* EXERCISE BRIEF *
Copy out the lines that include the word "structured".

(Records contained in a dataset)
+++++

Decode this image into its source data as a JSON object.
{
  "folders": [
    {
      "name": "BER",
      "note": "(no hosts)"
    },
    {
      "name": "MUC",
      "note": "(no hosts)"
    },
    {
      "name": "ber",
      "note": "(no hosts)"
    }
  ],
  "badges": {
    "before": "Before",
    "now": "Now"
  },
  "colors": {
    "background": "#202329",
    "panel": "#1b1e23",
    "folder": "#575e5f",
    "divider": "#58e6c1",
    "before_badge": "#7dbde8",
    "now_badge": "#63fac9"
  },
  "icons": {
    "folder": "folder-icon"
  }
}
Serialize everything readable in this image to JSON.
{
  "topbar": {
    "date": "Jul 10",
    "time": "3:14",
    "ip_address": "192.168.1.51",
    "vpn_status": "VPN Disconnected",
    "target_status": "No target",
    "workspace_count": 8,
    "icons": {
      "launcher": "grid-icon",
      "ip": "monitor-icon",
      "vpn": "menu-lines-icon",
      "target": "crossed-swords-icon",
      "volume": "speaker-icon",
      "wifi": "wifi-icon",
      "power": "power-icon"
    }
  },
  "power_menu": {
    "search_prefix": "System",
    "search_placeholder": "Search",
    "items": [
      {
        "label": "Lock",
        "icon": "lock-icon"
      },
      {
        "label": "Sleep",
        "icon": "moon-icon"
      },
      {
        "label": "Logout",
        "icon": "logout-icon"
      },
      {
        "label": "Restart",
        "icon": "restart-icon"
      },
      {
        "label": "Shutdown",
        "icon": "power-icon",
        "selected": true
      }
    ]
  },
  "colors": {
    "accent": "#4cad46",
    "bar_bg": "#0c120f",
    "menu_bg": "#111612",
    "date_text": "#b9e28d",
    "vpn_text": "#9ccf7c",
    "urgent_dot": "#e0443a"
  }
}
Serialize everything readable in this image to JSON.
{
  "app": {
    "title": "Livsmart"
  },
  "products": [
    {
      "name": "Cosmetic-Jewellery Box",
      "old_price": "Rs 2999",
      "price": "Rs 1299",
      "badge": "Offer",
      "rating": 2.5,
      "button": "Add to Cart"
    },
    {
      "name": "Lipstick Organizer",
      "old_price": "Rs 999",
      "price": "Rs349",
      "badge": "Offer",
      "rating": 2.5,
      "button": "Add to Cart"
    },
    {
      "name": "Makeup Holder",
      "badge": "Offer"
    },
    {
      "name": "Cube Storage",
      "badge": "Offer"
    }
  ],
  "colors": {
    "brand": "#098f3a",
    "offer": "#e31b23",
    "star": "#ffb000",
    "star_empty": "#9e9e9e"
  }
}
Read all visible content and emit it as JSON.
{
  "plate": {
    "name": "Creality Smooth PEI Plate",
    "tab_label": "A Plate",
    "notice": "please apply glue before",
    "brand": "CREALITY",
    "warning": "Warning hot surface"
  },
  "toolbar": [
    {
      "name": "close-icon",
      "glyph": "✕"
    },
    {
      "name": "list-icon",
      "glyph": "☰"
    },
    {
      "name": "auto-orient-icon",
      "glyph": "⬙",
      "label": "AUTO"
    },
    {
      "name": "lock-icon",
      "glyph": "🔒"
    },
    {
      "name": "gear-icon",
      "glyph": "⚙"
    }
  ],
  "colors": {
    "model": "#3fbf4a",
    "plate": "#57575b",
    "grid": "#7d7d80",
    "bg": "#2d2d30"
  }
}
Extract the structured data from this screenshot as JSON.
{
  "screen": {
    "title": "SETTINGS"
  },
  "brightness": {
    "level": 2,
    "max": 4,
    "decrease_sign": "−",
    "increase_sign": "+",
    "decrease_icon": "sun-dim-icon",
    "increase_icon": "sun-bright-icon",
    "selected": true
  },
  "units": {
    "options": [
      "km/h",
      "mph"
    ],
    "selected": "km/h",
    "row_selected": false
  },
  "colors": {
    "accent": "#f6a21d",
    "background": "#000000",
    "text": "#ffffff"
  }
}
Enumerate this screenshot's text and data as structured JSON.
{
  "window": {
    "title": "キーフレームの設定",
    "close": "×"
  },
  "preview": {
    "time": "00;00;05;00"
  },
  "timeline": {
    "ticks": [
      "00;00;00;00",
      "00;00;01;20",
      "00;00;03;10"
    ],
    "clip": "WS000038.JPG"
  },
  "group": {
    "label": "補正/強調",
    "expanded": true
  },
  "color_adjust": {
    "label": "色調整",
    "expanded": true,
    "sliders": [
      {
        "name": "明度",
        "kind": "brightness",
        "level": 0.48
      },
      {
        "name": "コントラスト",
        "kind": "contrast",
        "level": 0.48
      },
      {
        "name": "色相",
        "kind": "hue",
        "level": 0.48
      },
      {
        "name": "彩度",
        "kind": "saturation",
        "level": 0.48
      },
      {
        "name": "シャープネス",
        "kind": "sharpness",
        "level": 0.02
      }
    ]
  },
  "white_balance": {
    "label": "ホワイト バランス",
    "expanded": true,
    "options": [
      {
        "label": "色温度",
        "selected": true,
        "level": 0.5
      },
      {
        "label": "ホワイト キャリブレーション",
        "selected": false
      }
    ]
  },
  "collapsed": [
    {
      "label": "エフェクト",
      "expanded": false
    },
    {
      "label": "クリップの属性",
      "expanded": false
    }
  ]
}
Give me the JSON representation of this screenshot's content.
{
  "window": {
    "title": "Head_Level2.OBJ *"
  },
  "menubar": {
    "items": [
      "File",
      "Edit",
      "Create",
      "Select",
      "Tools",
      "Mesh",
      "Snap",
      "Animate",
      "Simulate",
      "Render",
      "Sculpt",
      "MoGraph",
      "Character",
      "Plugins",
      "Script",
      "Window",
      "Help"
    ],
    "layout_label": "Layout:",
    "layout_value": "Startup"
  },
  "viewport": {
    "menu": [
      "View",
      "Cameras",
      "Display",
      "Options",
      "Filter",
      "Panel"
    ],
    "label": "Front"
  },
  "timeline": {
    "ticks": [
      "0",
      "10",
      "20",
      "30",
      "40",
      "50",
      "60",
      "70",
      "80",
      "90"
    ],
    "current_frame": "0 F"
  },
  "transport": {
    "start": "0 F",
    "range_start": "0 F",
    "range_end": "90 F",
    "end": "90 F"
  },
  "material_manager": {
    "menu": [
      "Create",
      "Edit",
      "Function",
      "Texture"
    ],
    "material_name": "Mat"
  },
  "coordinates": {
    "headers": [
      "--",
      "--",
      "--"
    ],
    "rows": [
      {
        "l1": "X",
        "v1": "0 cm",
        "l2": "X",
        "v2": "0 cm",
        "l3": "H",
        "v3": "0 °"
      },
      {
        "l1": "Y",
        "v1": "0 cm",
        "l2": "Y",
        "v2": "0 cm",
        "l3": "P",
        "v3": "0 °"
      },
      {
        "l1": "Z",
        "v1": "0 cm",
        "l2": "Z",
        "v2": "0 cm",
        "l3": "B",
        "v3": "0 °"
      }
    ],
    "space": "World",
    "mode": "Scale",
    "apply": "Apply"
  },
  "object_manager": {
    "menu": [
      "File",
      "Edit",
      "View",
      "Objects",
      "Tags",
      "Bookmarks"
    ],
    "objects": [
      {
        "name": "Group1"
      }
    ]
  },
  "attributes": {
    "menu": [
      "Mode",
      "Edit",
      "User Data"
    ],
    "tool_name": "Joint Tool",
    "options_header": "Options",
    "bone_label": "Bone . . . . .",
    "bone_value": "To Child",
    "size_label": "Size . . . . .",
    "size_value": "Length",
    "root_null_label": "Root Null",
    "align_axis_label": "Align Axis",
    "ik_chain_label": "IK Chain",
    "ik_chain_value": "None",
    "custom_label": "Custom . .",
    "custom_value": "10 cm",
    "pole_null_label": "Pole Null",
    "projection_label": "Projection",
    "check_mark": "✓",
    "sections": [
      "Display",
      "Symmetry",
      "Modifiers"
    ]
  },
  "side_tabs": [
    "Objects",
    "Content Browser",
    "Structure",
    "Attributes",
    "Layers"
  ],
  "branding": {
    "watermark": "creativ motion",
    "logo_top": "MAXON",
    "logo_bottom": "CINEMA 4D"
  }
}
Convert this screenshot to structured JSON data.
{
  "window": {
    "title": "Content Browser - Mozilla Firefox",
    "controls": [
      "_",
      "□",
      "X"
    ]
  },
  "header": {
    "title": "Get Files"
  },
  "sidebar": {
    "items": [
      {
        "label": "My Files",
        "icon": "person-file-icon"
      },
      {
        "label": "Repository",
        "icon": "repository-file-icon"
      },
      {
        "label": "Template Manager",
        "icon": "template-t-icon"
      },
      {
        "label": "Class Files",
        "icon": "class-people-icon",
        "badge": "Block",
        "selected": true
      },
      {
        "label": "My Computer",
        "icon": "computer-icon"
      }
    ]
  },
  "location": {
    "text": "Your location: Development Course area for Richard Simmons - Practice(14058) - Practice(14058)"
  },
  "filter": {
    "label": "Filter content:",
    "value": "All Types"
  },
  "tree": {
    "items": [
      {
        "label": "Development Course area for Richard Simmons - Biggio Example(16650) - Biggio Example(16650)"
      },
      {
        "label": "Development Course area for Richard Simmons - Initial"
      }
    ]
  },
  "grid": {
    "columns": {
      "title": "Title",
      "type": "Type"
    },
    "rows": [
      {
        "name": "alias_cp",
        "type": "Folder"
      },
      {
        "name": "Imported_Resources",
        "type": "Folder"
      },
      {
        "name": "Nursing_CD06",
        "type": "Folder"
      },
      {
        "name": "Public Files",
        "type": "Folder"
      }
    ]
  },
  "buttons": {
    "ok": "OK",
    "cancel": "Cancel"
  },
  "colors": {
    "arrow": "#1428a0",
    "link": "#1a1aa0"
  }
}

+++++

* WORKED ANSWER *
Extract the structured data from this screenshot as JSON.
Enumerate this screenshot's text and data as structured JSON.
Convert this screenshot to structured JSON data.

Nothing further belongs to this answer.